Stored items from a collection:
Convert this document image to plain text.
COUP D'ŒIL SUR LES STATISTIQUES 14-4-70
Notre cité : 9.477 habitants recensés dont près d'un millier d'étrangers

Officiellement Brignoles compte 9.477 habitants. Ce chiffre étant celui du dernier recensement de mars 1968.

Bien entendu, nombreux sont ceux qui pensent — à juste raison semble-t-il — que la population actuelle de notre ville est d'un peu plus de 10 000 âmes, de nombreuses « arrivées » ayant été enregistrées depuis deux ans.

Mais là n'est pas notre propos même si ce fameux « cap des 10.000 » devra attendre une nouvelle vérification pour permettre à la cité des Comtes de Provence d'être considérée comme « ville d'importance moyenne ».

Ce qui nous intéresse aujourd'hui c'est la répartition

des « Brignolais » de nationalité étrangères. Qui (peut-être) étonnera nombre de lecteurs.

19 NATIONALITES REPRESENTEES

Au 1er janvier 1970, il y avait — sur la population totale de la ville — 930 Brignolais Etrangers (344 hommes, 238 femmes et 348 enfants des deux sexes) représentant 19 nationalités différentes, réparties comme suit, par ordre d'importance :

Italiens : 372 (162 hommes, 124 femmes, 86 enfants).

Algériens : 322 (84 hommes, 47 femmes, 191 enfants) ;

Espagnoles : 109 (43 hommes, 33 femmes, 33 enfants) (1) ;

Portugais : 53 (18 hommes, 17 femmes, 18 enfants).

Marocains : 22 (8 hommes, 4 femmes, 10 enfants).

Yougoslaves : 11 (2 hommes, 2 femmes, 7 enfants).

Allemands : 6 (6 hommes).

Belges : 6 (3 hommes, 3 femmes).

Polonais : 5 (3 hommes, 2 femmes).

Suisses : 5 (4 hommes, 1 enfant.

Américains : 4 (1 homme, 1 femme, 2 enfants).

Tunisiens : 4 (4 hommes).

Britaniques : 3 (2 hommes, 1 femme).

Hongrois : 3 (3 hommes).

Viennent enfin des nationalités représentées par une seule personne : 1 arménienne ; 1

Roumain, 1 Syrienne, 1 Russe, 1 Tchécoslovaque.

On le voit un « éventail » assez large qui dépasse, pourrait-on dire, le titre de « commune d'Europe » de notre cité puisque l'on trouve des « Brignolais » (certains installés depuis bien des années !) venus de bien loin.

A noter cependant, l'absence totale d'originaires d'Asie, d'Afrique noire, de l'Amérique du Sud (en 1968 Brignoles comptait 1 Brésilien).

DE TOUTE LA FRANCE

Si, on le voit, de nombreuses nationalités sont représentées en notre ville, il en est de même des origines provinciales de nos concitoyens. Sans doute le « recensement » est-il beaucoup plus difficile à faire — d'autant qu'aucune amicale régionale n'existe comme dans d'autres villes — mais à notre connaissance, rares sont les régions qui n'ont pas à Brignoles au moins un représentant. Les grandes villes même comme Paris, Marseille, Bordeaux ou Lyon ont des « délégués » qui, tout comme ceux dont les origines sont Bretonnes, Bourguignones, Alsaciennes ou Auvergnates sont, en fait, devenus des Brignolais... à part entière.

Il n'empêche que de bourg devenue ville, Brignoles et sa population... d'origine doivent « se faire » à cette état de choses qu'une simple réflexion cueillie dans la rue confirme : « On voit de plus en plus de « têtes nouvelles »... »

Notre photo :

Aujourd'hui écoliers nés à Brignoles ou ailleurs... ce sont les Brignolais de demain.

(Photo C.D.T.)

▶ [The problem]:
Every line above needs to be retyped exactly.

▶ [Solution for this exercise]:
Convert this document image to plain text.
COUP D'ŒIL SUR LES STATISTIQUES 14-4-70
Notre cité : 9.477 habitants recensés dont près d'un millier d'étrangers

Officiellement Brignoles compte 9.477 habitants. Ce chiffre étant celui du dernier recensement de mars 1968.

Bien entendu, nombreux sont ceux qui pensent — à juste raison semble-t-il — que la population actuelle de notre ville est d'un peu plus de 10 000 âmes, de nombreuses « arrivées » ayant été enregistrées depuis deux ans.

Mais là n'est pas notre propos même si ce fameux « cap des 10.000 » devra attendre une nouvelle vérification pour permettre à la cité des Comtes de Provence d'être considérée comme « ville d'importance moyenne ».

Ce qui nous intéresse aujourd'hui c'est la répartition

des « Brignolais » de nationalité étrangères. Qui (peut-être) étonnera nombre de lecteurs.

19 NATIONALITES REPRESENTEES

Au 1er janvier 1970, il y avait — sur la population totale de la ville — 930 Brignolais Etrangers (344 hommes, 238 femmes et 348 enfants des deux sexes) représentant 19 nationalités différentes, réparties comme suit, par ordre d'importance :

Italiens : 372 (162 hommes, 124 femmes, 86 enfants).

Algériens : 322 (84 hommes, 47 femmes, 191 enfants) ;

Espagnoles : 109 (43 hommes, 33 femmes, 33 enfants) (1) ;

Portugais : 53 (18 hommes, 17 femmes, 18 enfants).

Marocains : 22 (8 hommes, 4 femmes, 10 enfants).

Yougoslaves : 11 (2 hommes, 2 femmes, 7 enfants).

Allemands : 6 (6 hommes).

Belges : 6 (3 hommes, 3 femmes).

Polonais : 5 (3 hommes, 2 femmes).

Suisses : 5 (4 hommes, 1 enfant.

Américains : 4 (1 homme, 1 femme, 2 enfants).

Tunisiens : 4 (4 hommes).

Britaniques : 3 (2 hommes, 1 femme).

Hongrois : 3 (3 hommes).

Viennent enfin des nationalités représentées par une seule personne : 1 arménienne ; 1

Roumain, 1 Syrienne, 1 Russe, 1 Tchécoslovaque.

On le voit un « éventail » assez large qui dépasse, pourrait-on dire, le titre de « commune d'Europe » de notre cité puisque l'on trouve des « Brignolais » (certains installés depuis bien des années !) venus de bien loin.

A noter cependant, l'absence totale d'originaires d'Asie, d'Afrique noire, de l'Amérique du Sud (en 1968 Brignoles comptait 1 Brésilien).

DE TOUTE LA FRANCE

Si, on le voit, de nombreuses nationalités sont représentées en notre ville, il en est de même des origines provinciales de nos concitoyens. Sans doute le « recensement » est-il beaucoup plus difficile à faire — d'autant qu'aucune amicale régionale n'existe comme dans d'autres villes — mais à notre connaissance, rares sont les régions qui n'ont pas à Brignoles au moins un représentant. Les grandes villes même comme Paris, Marseille, Bordeaux ou Lyon ont des « délégués » qui, tout comme ceux dont les origines sont Bretonnes, Bourguignones, Alsaciennes ou Auvergnates sont, en fait, devenus des Brignolais... à part entière.

Il n'empêche que de bourg devenue ville, Brignoles et sa population... d'origine doivent « se faire » à cette état de choses qu'une simple réflexion cueillie dans la rue confirme : « On voit de plus en plus de « têtes nouvelles »... »

Notre photo :

Aujourd'hui écoliers nés à Brignoles ou ailleurs... ce sont les Brignolais de demain.

(Photo C.D.T.)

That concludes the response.